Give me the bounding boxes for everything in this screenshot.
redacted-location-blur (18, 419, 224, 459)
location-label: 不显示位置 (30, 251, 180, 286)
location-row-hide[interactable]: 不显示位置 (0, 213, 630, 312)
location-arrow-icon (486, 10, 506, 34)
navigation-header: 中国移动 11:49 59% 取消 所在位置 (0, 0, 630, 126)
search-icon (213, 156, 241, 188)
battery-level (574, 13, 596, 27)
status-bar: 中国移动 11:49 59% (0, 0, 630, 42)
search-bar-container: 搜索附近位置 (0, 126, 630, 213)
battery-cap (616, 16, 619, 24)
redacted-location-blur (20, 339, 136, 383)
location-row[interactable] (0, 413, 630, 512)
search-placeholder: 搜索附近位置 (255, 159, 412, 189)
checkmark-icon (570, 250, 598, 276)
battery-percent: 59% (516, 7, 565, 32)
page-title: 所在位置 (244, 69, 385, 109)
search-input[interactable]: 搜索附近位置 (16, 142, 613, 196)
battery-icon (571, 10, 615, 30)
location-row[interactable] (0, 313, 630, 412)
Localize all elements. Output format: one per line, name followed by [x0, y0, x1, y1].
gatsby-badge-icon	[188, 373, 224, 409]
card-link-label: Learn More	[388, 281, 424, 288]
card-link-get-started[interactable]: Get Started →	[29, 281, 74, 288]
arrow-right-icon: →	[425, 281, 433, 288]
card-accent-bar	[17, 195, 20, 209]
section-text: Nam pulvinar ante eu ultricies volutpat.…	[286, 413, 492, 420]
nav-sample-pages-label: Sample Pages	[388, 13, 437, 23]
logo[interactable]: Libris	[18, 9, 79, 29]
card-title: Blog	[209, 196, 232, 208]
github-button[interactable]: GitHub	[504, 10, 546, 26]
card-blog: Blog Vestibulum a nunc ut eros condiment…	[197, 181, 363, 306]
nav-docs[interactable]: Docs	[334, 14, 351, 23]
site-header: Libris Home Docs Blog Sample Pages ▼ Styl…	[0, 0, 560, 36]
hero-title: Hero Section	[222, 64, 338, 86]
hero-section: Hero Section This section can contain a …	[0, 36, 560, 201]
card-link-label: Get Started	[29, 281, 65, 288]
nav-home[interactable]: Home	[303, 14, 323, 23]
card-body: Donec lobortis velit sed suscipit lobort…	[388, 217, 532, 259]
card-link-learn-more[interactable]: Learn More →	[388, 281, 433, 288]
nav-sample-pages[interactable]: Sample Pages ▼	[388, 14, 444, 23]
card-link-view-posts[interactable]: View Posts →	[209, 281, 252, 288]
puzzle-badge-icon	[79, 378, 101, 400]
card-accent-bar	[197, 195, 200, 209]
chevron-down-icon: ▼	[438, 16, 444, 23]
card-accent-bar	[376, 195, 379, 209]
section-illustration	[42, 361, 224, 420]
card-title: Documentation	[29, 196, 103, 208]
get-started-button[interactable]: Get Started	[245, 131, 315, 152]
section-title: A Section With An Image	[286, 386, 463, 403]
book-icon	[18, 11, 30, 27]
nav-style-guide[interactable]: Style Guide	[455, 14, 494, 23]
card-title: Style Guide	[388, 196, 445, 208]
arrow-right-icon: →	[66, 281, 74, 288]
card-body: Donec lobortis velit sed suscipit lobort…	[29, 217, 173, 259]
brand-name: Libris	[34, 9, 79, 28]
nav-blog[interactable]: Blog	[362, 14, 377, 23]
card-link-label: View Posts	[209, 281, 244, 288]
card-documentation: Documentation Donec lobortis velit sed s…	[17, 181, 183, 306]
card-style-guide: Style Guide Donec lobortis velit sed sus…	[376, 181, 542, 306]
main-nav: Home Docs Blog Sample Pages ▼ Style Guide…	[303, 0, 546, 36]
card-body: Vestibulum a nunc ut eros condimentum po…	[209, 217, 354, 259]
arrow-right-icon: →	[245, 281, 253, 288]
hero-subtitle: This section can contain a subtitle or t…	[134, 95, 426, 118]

________________________________________

What is asked:
Could you edit the records above so that each "card-accent-bar" reads "card-stripe" and nothing else changes?

Output below:
Give me the bounding boxes for everything in this screenshot.
redacted-location-blur (18, 419, 224, 459)
location-label: 不显示位置 (30, 251, 180, 286)
location-row-hide[interactable]: 不显示位置 (0, 213, 630, 312)
location-arrow-icon (486, 10, 506, 34)
navigation-header: 中国移动 11:49 59% 取消 所在位置 (0, 0, 630, 126)
search-icon (213, 156, 241, 188)
battery-level (574, 13, 596, 27)
status-bar: 中国移动 11:49 59% (0, 0, 630, 42)
search-bar-container: 搜索附近位置 (0, 126, 630, 213)
battery-cap (616, 16, 619, 24)
redacted-location-blur (20, 339, 136, 383)
location-row[interactable] (0, 413, 630, 512)
search-placeholder: 搜索附近位置 (255, 159, 412, 189)
checkmark-icon (570, 250, 598, 276)
battery-percent: 59% (516, 7, 565, 32)
page-title: 所在位置 (244, 69, 385, 109)
search-input[interactable]: 搜索附近位置 (16, 142, 613, 196)
battery-icon (571, 10, 615, 30)
location-row[interactable] (0, 313, 630, 412)
Localize all elements. Output format: one per line, name followed by [x0, y0, x1, y1].
gatsby-badge-icon	[188, 373, 224, 409]
card-link-label: Learn More	[388, 281, 424, 288]
card-link-get-started[interactable]: Get Started →	[29, 281, 74, 288]
arrow-right-icon: →	[425, 281, 433, 288]
card-stripe	[17, 195, 20, 209]
section-text: Nam pulvinar ante eu ultricies volutpat.…	[286, 413, 492, 420]
nav-sample-pages-label: Sample Pages	[388, 13, 437, 23]
logo[interactable]: Libris	[18, 9, 79, 29]
card-title: Blog	[209, 196, 232, 208]
github-button[interactable]: GitHub	[504, 10, 546, 26]
card-blog: Blog Vestibulum a nunc ut eros condiment…	[197, 181, 363, 306]
nav-docs[interactable]: Docs	[334, 14, 351, 23]
site-header: Libris Home Docs Blog Sample Pages ▼ Styl…	[0, 0, 560, 36]
hero-title: Hero Section	[222, 64, 338, 86]
hero-section: Hero Section This section can contain a …	[0, 36, 560, 201]
card-link-label: Get Started	[29, 281, 65, 288]
nav-home[interactable]: Home	[303, 14, 323, 23]
card-body: Donec lobortis velit sed suscipit lobort…	[388, 217, 532, 259]
card-link-learn-more[interactable]: Learn More →	[388, 281, 433, 288]
nav-sample-pages[interactable]: Sample Pages ▼	[388, 14, 444, 23]
card-link-view-posts[interactable]: View Posts →	[209, 281, 252, 288]
puzzle-badge-icon	[79, 378, 101, 400]
card-stripe	[197, 195, 200, 209]
chevron-down-icon: ▼	[438, 16, 444, 23]
card-stripe	[376, 195, 379, 209]
section-illustration	[42, 361, 224, 420]
card-title: Documentation	[29, 196, 103, 208]
get-started-button[interactable]: Get Started	[245, 131, 315, 152]
section-title: A Section With An Image	[286, 386, 463, 403]
book-icon	[18, 11, 30, 27]
nav-style-guide[interactable]: Style Guide	[455, 14, 494, 23]
card-title: Style Guide	[388, 196, 445, 208]
arrow-right-icon: →	[66, 281, 74, 288]
card-body: Donec lobortis velit sed suscipit lobort…	[29, 217, 173, 259]
brand-name: Libris	[34, 9, 79, 28]
nav-blog[interactable]: Blog	[362, 14, 377, 23]
card-link-label: View Posts	[209, 281, 244, 288]
card-documentation: Documentation Donec lobortis velit sed s…	[17, 181, 183, 306]
card-style-guide: Style Guide Donec lobortis velit sed sus…	[376, 181, 542, 306]
main-nav: Home Docs Blog Sample Pages ▼ Style Guide…	[303, 0, 546, 36]
card-body: Vestibulum a nunc ut eros condimentum po…	[209, 217, 354, 259]
arrow-right-icon: →	[245, 281, 253, 288]
hero-subtitle: This section can contain a subtitle or t…	[134, 95, 426, 118]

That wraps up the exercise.